## 本文
|---|

データベースを学習する上で、専用言語の理解は欠かせません。データベース言語の概要とプログラミング言語との違いを説明します。
それに加えて、リレーショナル型のデータベースの操作に用いられる、SQLの基本も理解しましょう。
データベース言語とは?
データベース言語とは、その名の通り、データベースを制御するための専用言語のことを言います。これを理解するためには、まずデータベースとは何かを知っておかなければいけません。
データベースとは何か?
データベースとは一定のルールに基づいて、さまざまなデータをユーザーが検索・利用しやすいように整理された情報の集まりです。
地方自治体が保管している住民の住所録や、病院のカルテ、児童生徒の成績管理などもデータベースの一種ですが、主に企業がコンピューターに保管している顧客名簿や商品情報など、業務に利用される電子データの集まりを指すケースが多いでしょう。
RDB(リレーショナルデータベース)とは?
データベースには階層型とネットワーク型、そして現在主流のリレーショナル型の3種類があります。リレーショナル型データベース( Relational Database、RDB)は、データを行(ロウ)と列(カラム)から構成される表(テーブル)に格納するのが特徴で、表同士の関係性を定義することで、複雑な構造のデータもスムーズに処理できます。
ただし、データベースから必要な情報を取り出すには管理システムが必要です。ユーザーはデータベース管理システム(Database Management System、DBMS)を通じて、必要な情報を検索・利用することができ、システムを操作するための方法として、後述するSQLが使われています。
プログラミング言語との違い
データベース言語とプログラミング言語を混同している人は少なくありません。前者はデータベースを制御するための手段であり、後者のプログラミング言語とは一線を画するものです。両者の違いを確認しておきましょう。
データベース言語の定義
データベース言語はDBMSに命令を出すためのもので、基本的にそれ以外の用途には使用できません。ソフトウェアを開発するのに必要なプログラミング言語とは違い、シンプルな構成になっており、文法や使い方も他の言語に比べて独特なものになっています。
例えば、リレーショナル型のデータベースの操作に使われるSQLは、一行程度の命令文をコマンドとして実行し、その都度結果を引き出す形式です。いわゆる「対話型」と呼ばれるもので、複雑な操作をする場合は、プログラミング言語の中にSQLの命令文を埋め込む方法を取ります。

|---|

## 分析用データ
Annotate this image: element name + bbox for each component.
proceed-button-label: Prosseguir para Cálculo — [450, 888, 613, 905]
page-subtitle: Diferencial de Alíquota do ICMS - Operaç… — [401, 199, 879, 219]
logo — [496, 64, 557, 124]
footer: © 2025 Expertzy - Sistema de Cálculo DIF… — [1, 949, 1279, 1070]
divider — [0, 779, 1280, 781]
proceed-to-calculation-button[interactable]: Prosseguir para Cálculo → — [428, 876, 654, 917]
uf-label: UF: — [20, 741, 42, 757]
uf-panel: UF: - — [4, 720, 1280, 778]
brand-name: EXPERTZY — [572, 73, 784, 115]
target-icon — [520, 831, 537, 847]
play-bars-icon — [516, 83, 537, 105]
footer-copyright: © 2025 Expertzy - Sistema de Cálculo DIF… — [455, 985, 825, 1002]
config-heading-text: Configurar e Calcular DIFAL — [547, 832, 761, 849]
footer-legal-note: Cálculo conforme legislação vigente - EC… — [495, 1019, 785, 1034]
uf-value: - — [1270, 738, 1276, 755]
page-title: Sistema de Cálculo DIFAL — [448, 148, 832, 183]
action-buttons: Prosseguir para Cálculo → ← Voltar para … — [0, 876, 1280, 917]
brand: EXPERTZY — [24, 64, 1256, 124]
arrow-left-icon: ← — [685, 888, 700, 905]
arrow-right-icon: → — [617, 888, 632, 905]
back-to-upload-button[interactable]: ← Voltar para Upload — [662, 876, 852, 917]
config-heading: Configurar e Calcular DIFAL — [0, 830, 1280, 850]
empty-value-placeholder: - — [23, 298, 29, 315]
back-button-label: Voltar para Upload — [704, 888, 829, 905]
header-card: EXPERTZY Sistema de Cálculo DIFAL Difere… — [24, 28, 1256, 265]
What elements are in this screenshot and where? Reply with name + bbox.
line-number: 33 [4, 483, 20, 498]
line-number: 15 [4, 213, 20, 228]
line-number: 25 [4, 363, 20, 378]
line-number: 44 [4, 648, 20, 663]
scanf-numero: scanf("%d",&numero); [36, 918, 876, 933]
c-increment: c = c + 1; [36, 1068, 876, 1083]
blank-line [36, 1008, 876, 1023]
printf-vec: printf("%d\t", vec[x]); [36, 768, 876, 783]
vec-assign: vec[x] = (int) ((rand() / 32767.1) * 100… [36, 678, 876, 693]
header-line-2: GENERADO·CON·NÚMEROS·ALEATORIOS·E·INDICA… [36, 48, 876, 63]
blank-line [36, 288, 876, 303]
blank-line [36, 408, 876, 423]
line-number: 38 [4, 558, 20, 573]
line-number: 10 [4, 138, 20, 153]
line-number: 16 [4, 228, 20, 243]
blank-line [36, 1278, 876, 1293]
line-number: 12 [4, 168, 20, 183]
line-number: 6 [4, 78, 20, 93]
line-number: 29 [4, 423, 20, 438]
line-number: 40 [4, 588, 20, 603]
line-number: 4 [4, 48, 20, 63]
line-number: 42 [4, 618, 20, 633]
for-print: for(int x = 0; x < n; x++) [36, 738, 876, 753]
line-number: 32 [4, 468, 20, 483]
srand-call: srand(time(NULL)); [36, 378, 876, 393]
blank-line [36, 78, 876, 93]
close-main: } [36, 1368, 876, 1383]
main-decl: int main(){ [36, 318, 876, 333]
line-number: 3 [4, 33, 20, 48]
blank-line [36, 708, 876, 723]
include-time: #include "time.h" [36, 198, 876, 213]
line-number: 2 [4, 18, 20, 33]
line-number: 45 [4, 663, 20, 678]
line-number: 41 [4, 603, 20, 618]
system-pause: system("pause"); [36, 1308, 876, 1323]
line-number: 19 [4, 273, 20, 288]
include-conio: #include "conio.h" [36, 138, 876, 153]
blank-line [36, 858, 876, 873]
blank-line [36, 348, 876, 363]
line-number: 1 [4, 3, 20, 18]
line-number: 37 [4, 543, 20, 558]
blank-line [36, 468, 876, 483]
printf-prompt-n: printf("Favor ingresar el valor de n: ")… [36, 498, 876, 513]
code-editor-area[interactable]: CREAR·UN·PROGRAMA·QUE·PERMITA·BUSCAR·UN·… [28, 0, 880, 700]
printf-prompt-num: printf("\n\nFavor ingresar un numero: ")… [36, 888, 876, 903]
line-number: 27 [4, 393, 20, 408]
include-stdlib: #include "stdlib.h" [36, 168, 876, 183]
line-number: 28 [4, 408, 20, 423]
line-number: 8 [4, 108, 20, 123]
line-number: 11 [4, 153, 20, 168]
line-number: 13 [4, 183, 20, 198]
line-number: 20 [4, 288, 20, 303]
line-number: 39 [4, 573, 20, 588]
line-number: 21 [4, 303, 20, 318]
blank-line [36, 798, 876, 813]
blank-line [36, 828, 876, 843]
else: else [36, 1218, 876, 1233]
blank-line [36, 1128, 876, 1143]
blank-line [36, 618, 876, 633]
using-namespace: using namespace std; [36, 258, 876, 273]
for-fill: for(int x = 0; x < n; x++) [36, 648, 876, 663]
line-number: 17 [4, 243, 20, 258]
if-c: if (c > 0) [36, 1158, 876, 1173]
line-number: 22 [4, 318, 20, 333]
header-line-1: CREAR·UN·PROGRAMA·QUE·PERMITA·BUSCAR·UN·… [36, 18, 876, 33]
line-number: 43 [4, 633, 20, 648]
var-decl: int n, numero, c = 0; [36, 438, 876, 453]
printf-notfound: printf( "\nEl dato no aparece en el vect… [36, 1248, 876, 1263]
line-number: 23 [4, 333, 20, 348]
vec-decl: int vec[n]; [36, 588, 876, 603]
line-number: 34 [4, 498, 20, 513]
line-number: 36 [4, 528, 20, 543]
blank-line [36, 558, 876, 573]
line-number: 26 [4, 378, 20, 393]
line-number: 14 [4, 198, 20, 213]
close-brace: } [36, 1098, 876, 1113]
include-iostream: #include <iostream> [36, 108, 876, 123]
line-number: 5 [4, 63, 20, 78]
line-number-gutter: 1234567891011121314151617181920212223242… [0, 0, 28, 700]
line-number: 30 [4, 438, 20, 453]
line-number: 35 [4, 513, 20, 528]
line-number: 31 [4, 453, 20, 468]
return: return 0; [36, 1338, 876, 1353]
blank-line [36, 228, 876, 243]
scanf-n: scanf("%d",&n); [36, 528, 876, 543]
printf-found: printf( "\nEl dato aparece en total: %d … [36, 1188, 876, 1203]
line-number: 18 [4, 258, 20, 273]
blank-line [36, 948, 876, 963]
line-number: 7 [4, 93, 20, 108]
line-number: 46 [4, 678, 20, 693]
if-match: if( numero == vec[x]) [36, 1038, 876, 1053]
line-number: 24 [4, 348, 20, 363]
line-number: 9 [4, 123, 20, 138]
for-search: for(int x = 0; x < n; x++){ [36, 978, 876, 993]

|---|

## 内容の読解
(1) 本文によると、リレーショナル型データベースはデータをどのような形で格納しますか。
(2) データベース言語についての本文を、最後の文の後から書き継いでください。

## 課題の解答
(1) 行(ロウ)と列(カラム)から構成される表(テーブル)に格納します。

(2)
プログラミング言語の定義
プログラミング言語とは、OSやアプリケーションなど、さまざまなプログラムを作る際に用いられる言語です。
いわゆる「手続き型」と呼ばれるもので、コンピューターによる処理手順を一定のフォーマットに従って記述します。データベース言語に比べて複雑な形式になっており、有名なC言語やJava、PHP、COBOL、Pythonなど、さまざまな種類があります。
SQLとは?
次にSQLについて、基本的なところを解説します。リレーショナル型のデータベース管理システム(RDBMS)を操作するための言語であり、特に企業の情報システムを理解する上で外せない存在です。
データベース制御用の専用言語
SQLは最も多くのデータベース管理者に普及している言語であり、国際標準化機能(ISO)によって規格化されています。SQLを学んでおけば、ほぼすべてのRDBで利用できるので、データベースの学習者は必ず学ぶ必要があると言っても過言ではありません。
読み方は、そのまま「エスキューエル」と呼ばれることが多いですが、1970年代に世界で初めてRDBMSを開発したIBMでの読み方に倣って、「シークェル」あるいは「シーケル」と呼ばれる場合もあります。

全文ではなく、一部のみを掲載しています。